> _REQUIRED TASK_
All lines featuring the string "Heliocentric" are to be listed.

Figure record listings
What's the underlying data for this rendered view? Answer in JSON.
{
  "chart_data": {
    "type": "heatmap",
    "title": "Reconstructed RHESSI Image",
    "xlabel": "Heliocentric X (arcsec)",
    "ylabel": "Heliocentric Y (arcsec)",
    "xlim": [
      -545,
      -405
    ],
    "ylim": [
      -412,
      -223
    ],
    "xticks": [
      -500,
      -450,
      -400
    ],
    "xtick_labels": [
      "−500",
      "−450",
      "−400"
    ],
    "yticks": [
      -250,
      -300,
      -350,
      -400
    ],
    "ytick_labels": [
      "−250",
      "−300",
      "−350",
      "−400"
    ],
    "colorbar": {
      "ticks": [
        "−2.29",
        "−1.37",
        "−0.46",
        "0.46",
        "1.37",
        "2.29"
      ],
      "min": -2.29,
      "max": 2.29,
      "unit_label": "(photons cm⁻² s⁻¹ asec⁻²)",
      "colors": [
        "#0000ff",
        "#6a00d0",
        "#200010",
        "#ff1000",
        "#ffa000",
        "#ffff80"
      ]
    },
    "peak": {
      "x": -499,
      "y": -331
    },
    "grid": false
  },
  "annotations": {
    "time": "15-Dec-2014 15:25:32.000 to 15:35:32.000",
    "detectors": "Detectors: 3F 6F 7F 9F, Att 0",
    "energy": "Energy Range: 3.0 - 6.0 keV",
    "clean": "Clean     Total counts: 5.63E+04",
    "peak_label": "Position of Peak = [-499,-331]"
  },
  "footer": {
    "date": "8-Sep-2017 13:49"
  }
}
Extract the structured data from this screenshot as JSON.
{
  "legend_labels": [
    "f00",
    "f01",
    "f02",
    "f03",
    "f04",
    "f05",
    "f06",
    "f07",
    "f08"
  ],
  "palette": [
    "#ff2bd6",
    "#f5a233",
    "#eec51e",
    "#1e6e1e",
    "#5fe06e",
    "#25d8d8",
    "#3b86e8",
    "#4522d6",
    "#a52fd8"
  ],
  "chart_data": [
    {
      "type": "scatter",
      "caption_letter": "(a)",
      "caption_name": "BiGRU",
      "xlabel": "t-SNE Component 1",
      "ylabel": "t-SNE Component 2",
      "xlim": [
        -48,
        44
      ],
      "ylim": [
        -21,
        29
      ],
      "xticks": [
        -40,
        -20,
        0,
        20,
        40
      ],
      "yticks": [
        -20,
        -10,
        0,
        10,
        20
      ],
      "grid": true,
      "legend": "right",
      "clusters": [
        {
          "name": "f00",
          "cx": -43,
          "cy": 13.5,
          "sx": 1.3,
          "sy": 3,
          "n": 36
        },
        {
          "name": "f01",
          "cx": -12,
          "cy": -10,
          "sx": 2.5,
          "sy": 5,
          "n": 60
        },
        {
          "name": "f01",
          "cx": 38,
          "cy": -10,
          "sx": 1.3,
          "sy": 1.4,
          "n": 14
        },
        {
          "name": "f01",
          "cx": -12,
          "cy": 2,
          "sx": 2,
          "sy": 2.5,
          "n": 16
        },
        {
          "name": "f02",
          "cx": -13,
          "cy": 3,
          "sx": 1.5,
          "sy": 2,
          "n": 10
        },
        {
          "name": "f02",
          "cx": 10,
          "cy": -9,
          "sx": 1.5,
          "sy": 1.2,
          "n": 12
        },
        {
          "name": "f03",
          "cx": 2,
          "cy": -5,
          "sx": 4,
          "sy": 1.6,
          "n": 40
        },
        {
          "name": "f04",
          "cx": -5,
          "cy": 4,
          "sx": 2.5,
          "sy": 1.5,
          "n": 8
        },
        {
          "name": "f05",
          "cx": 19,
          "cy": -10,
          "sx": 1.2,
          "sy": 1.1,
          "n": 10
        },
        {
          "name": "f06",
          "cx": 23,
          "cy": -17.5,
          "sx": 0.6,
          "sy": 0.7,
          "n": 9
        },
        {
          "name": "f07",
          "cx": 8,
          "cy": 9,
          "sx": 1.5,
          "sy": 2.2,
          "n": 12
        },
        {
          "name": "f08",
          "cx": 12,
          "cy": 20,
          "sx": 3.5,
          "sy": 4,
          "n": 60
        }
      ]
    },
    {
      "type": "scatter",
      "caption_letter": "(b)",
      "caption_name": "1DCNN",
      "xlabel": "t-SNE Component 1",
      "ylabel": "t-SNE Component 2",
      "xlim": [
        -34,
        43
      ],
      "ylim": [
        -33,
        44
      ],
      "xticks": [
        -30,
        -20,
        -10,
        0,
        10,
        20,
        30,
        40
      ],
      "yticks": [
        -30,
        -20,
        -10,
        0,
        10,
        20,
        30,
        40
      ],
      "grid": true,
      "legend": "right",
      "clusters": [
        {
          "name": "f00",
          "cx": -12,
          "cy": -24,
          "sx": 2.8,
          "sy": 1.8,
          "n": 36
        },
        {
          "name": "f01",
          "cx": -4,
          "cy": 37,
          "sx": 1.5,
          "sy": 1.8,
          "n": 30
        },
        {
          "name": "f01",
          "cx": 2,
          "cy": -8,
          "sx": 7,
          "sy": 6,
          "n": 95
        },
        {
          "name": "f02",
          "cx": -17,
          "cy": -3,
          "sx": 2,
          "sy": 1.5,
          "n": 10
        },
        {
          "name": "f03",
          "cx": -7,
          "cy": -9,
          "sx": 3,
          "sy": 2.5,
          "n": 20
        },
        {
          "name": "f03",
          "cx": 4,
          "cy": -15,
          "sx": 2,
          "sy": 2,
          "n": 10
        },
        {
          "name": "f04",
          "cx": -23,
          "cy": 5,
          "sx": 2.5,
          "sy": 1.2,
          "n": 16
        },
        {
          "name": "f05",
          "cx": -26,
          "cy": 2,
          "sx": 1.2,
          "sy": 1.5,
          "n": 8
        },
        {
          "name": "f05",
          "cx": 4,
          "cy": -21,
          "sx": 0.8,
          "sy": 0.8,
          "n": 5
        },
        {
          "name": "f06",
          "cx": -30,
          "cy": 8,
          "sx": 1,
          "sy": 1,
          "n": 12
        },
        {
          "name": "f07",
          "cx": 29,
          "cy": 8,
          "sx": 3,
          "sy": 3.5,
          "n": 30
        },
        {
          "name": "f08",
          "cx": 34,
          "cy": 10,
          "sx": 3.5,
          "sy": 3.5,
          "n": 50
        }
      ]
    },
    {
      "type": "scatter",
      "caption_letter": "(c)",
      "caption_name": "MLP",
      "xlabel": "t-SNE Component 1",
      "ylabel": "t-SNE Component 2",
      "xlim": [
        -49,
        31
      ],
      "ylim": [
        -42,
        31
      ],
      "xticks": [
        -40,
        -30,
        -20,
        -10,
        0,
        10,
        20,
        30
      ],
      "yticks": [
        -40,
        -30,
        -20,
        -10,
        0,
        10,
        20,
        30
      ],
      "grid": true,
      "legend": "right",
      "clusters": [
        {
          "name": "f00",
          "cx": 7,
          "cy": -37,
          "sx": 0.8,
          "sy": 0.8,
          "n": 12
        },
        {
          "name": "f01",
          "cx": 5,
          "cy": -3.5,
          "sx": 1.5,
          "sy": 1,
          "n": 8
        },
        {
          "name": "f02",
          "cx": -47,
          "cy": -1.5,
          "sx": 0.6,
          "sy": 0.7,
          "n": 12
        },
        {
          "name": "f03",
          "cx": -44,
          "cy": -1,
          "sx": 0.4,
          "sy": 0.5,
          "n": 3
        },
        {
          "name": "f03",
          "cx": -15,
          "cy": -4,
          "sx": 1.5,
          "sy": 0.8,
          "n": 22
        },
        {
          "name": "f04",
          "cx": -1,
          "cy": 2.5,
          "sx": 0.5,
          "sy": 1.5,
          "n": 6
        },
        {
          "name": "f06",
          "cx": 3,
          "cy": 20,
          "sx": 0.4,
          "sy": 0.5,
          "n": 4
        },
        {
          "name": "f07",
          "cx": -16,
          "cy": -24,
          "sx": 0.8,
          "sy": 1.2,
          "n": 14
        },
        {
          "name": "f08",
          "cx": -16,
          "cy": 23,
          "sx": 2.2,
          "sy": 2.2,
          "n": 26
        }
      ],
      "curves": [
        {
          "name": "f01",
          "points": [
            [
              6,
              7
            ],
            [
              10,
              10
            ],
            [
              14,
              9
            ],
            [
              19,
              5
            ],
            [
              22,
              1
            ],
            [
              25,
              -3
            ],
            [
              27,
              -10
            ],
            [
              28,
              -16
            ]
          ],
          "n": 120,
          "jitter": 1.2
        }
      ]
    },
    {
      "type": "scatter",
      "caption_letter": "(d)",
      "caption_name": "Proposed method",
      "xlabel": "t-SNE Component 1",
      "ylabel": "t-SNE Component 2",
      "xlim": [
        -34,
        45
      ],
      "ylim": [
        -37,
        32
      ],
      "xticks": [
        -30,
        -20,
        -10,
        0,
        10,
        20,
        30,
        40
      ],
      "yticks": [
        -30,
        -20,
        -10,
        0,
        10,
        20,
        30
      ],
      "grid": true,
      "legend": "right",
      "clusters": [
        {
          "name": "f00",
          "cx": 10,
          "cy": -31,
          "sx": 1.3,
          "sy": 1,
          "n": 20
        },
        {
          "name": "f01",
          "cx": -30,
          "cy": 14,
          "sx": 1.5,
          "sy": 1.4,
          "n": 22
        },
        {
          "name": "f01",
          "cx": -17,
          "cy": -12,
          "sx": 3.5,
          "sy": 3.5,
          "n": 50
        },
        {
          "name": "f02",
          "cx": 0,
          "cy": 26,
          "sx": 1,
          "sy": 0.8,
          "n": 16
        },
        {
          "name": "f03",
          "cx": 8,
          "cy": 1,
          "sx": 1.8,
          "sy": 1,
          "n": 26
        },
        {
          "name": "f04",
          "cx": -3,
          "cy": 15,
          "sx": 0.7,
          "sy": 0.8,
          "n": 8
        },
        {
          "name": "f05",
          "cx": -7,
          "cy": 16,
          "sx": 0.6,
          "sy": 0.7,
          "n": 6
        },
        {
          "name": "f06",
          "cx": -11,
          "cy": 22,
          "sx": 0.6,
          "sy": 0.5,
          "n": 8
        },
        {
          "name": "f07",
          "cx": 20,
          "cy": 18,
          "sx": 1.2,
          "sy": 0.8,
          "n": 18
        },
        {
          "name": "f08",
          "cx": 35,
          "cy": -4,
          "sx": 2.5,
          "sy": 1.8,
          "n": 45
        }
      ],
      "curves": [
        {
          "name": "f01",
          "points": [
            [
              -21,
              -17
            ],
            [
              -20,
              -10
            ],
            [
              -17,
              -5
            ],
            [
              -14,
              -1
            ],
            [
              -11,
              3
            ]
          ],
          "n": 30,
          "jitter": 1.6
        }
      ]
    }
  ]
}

> _EXERCISE RESULT_
    "xlabel": "Heliocentric X (arcsec)",
    "ylabel": "Heliocentric Y (arcsec)",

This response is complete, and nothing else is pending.